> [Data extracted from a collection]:
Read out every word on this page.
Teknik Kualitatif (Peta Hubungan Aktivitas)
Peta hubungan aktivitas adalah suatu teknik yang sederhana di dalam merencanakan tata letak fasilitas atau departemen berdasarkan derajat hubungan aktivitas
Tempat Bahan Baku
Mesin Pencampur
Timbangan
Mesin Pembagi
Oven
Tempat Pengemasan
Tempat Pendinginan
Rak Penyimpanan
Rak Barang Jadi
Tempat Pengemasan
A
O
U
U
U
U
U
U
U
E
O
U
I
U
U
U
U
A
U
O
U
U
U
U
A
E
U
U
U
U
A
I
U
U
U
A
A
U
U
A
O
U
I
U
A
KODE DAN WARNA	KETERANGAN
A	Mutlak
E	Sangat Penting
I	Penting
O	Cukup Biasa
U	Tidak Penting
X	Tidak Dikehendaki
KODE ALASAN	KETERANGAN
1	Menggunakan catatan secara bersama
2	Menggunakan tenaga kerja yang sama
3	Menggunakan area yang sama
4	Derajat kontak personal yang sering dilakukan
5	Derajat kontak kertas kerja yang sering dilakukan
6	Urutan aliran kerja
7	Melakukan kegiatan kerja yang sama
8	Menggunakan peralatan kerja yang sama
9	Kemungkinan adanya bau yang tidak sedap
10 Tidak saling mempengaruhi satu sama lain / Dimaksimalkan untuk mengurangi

> [Exercise objective]: Restate all of the entries exactly, please.

> [Worked solution]:
Read out every word on this page.
Teknik Kualitatif (Peta Hubungan Aktivitas)
Peta hubungan aktivitas adalah suatu teknik yang sederhana di dalam merencanakan tata letak fasilitas atau departemen berdasarkan derajat hubungan aktivitas
Tempat Bahan Baku
Mesin Pencampur
Timbangan
Mesin Pembagi
Oven
Tempat Pengemasan
Tempat Pendinginan
Rak Penyimpanan
Rak Barang Jadi
Tempat Pengemasan
A
O
U
U
U
U
U
U
U
E
O
U
I
U
U
U
U
A
U
O
U
U
U
U
A
E
U
U
U
U
A
I
U
U
U
A
A
U
U
A
O
U
I
U
A
KODE DAN WARNA	KETERANGAN
A	Mutlak
E	Sangat Penting
I	Penting
O	Cukup Biasa
U	Tidak Penting
X	Tidak Dikehendaki
KODE ALASAN	KETERANGAN
1	Menggunakan catatan secara bersama
2	Menggunakan tenaga kerja yang sama
3	Menggunakan area yang sama
4	Derajat kontak personal yang sering dilakukan
5	Derajat kontak kertas kerja yang sering dilakukan
6	Urutan aliran kerja
7	Melakukan kegiatan kerja yang sama
8	Menggunakan peralatan kerja yang sama
9	Kemungkinan adanya bau yang tidak sedap
10 Tidak saling mempengaruhi satu sama lain / Dimaksimalkan untuk mengurangi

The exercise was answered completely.